▶ _Exercise material_
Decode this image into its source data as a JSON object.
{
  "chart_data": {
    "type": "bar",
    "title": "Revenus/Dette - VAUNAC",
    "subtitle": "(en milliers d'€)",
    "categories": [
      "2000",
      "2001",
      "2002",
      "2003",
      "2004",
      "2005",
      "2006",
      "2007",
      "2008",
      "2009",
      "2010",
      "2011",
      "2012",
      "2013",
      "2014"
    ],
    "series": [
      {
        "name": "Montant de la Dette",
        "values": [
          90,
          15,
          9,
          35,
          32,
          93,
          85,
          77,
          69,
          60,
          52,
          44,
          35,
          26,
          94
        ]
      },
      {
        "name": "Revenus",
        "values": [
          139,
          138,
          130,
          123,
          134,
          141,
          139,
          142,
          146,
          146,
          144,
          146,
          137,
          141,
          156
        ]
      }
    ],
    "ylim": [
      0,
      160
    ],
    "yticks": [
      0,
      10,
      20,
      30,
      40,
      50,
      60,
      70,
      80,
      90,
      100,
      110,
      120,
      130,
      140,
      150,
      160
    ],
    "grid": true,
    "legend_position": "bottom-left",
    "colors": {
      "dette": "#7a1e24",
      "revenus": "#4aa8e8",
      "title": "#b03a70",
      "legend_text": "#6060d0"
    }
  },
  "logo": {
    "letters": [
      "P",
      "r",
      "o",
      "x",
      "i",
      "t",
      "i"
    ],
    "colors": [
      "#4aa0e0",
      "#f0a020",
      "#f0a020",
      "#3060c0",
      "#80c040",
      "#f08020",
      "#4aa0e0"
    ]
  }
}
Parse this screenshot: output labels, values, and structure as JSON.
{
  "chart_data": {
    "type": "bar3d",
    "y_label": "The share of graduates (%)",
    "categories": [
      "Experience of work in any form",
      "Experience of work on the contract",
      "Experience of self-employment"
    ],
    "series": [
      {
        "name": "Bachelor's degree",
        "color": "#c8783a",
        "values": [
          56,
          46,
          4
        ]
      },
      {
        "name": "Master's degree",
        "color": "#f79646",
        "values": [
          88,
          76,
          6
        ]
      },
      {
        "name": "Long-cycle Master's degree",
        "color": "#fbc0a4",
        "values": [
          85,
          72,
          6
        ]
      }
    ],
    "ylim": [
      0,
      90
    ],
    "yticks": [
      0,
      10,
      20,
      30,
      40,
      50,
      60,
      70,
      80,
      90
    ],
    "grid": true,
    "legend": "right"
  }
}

▶ _Exercise description_
Count how many lines of the material hold the string "JSON". Give the number and nothing more.

▶ _Answer in full_
2